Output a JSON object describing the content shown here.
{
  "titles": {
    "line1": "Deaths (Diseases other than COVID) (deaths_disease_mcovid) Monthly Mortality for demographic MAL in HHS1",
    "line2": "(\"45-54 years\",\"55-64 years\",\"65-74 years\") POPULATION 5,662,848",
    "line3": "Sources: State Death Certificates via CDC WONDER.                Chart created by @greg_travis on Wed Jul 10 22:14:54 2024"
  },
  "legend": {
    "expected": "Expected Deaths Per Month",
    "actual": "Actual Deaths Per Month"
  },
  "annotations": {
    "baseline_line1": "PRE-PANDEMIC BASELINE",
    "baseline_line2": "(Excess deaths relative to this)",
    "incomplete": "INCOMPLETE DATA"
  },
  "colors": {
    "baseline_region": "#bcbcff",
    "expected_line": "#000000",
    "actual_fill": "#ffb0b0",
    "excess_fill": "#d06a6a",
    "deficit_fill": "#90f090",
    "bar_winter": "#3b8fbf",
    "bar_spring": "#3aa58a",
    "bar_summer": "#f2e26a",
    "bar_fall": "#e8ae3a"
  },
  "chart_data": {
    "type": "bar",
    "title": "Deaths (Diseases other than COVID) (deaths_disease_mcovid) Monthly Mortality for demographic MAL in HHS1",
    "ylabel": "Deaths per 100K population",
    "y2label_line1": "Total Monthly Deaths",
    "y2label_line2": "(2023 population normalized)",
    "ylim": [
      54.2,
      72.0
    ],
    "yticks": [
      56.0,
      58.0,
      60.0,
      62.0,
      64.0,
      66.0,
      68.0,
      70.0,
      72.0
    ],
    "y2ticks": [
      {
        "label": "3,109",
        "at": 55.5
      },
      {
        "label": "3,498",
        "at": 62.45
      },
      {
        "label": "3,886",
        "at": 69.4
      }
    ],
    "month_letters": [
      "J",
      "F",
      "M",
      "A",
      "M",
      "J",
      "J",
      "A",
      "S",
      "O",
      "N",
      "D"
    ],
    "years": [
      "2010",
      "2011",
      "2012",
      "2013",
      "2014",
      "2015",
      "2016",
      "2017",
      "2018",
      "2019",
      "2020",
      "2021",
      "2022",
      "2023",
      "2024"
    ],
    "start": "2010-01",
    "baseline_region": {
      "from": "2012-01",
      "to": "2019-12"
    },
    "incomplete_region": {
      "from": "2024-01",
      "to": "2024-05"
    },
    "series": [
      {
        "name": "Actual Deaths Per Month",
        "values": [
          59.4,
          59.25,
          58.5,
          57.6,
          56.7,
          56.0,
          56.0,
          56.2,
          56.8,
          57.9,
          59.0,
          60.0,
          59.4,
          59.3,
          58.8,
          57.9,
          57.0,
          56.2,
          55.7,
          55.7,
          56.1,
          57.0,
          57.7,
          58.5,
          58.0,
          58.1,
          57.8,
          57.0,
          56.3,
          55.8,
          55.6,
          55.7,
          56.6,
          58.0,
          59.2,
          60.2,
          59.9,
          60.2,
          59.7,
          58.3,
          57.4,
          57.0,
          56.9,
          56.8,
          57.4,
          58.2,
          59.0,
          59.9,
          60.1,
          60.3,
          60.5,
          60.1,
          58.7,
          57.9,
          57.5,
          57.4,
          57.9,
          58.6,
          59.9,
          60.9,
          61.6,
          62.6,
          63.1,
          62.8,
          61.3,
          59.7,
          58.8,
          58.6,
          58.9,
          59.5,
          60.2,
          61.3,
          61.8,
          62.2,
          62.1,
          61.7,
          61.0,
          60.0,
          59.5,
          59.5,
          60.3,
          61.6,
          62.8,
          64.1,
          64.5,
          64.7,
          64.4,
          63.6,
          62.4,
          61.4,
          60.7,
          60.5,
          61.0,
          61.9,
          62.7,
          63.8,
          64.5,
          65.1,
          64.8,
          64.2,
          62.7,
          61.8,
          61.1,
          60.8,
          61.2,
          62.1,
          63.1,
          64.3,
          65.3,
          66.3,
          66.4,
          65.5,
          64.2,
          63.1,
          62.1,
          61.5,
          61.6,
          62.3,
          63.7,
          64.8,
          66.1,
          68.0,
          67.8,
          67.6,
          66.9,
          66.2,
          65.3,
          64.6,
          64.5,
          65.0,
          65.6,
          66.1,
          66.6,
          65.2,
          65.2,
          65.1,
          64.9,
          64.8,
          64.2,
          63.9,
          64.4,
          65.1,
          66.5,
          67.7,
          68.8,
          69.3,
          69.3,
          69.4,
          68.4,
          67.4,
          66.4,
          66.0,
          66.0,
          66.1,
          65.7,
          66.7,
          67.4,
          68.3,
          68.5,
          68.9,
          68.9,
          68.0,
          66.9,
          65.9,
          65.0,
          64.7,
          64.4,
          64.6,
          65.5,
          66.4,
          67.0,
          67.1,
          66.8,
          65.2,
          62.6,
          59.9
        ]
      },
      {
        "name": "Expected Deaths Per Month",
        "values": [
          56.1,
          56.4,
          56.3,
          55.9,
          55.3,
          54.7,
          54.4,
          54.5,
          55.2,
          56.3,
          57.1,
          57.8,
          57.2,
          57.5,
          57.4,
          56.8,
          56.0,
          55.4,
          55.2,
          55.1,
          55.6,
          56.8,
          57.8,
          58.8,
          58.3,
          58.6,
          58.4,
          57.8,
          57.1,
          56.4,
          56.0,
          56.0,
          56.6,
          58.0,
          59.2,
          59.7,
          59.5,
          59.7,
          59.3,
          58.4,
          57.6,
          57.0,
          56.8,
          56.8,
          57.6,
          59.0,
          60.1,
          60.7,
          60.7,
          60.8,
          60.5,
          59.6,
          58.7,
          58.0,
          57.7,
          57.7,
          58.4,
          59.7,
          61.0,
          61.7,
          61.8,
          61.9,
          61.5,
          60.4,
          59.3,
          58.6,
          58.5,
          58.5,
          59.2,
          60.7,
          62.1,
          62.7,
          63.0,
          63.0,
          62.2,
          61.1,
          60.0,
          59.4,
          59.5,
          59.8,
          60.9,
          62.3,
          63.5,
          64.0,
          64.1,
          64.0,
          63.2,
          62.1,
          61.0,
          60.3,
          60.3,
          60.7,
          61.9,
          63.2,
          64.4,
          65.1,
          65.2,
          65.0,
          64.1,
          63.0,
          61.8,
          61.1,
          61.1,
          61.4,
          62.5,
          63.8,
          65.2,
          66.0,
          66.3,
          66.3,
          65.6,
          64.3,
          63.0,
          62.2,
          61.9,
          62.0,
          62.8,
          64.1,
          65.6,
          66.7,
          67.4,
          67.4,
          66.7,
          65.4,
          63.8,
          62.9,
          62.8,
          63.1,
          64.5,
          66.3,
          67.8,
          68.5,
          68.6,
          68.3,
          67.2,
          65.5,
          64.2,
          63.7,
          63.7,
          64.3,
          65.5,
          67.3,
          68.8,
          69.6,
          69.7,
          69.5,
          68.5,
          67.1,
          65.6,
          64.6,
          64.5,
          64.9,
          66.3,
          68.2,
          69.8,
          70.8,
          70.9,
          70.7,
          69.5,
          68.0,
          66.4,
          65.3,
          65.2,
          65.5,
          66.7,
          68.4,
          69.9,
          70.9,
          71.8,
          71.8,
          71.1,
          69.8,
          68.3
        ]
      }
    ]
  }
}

[Instructions for the task]:
For each line of the entries that includes "years", show that line.

[Solved exercise]:
    "line2": "(\"45-54 years\",\"55-64 years\",\"65-74 years\") POPULATION 5,662,848",
    "years": [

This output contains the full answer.